■ Article:
Businesses face other challenges in becoming involved in pro bono. A business can easily lose its connectedness to the legal system when its only involvement is unwanted litigation. Also, many in-house lawyers are leery of becoming involved in pro bono matters that are not perfect fits for their legal experience. And most businesses are not aware of the pro bono opportunities that do exist.

Consider forming a pro bono partnership. Partnerships between law firms and corporate legal departments — sometimes with a third party legal service organization involved to provide training, malpractice insurance and opportunities — offer the ability to keep lawyers involved in projects that attack the justice gap (the distance between those who can afford legal resources and those who cannot) and at the same time help satisfy the obligation to provide pro bono representation. Also, partnerships help establish lasting, meaningful relationships between the corporate client and its law firm.

On the private law firm side, a significant majority of pro bono work is done by associates of mid-sized to large firms who get “credit” toward their annual hourly commitment through their pro bono service. For the firms that have thoughtful programs, these experiences not only help the firm meet its obligations to the legal system, but also provide great training (particularly in verbal advocacy experience) for the associates.

■ The tasks:
**a.** Render this sentence from the pro bono passage in French: "And most businesses are not aware of the pro bono opportunities that do exist."
**b.** Reproduce the pro bono passage word for word, starting at "On the private" and continuing up to and including "for the associates.".
The rows that follow were taken from a different source than the pro bono passage.

■ Entries:
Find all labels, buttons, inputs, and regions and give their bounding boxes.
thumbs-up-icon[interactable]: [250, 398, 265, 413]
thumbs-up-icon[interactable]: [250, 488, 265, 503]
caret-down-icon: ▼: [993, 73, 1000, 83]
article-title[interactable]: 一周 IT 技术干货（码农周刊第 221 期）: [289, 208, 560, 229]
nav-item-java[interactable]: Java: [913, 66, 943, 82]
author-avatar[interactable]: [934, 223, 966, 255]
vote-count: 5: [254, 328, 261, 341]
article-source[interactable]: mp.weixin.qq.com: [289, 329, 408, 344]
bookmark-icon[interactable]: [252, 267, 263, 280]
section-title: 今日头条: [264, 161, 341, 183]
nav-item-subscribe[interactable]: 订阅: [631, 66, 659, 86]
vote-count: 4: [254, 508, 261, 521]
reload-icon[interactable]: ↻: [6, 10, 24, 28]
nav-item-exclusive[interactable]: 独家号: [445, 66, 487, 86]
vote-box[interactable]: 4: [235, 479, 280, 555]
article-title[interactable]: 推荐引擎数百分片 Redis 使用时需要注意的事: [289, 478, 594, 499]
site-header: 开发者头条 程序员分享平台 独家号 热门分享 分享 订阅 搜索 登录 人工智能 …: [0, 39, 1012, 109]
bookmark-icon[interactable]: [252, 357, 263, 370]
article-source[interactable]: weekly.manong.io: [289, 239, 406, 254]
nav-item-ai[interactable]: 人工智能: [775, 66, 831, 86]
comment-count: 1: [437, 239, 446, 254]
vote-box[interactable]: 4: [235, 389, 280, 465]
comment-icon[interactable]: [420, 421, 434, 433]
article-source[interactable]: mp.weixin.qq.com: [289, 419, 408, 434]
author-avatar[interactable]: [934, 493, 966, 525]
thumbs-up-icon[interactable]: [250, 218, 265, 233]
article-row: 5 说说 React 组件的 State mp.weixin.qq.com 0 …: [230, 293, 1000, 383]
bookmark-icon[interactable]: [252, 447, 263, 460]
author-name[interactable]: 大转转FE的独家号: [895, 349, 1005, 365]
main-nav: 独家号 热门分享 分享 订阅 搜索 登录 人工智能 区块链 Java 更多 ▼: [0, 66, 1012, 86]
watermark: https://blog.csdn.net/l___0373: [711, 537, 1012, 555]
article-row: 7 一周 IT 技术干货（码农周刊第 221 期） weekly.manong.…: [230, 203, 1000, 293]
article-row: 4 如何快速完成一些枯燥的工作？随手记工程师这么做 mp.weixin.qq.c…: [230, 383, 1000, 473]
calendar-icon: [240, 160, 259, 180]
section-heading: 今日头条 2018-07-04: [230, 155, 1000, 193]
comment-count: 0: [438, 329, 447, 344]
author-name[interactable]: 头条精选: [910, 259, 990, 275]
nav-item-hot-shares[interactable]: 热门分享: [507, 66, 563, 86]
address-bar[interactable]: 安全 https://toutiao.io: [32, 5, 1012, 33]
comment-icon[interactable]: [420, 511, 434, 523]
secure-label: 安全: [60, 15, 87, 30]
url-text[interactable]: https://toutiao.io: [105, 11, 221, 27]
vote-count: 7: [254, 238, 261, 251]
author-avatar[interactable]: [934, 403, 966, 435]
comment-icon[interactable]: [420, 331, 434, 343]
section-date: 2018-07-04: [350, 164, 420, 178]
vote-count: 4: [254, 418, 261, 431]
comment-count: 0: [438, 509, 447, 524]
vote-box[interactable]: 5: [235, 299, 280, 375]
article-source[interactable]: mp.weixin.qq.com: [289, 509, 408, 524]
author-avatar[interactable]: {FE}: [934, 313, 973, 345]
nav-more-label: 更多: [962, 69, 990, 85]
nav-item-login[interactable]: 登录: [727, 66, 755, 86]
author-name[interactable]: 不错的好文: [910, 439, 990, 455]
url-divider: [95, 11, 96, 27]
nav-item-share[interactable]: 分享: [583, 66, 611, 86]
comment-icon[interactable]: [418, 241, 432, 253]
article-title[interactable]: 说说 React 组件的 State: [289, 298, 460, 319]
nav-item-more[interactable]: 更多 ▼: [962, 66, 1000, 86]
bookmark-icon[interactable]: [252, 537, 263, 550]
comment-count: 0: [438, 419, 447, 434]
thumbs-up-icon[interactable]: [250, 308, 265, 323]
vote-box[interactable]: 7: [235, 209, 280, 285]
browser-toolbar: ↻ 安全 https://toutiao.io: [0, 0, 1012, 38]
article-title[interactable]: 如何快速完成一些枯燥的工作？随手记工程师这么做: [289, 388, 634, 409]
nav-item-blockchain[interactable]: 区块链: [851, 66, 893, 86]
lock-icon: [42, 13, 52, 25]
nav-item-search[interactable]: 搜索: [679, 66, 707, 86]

■ Outputs:
**a.** Et la plupart des entreprises ne connaissent pas les possibilités de travail pro bono qui existent bel et bien.

**b.**
On the private law firm side, a significant majority of pro bono work is done by associates of mid-sized to large firms who get “credit” toward their annual hourly commitment through their pro bono service. For the firms that have thoughtful programs, these experiences not only help the firm meet its obligations to the legal system, but also provide great training (particularly in verbal advocacy experience) for the associates.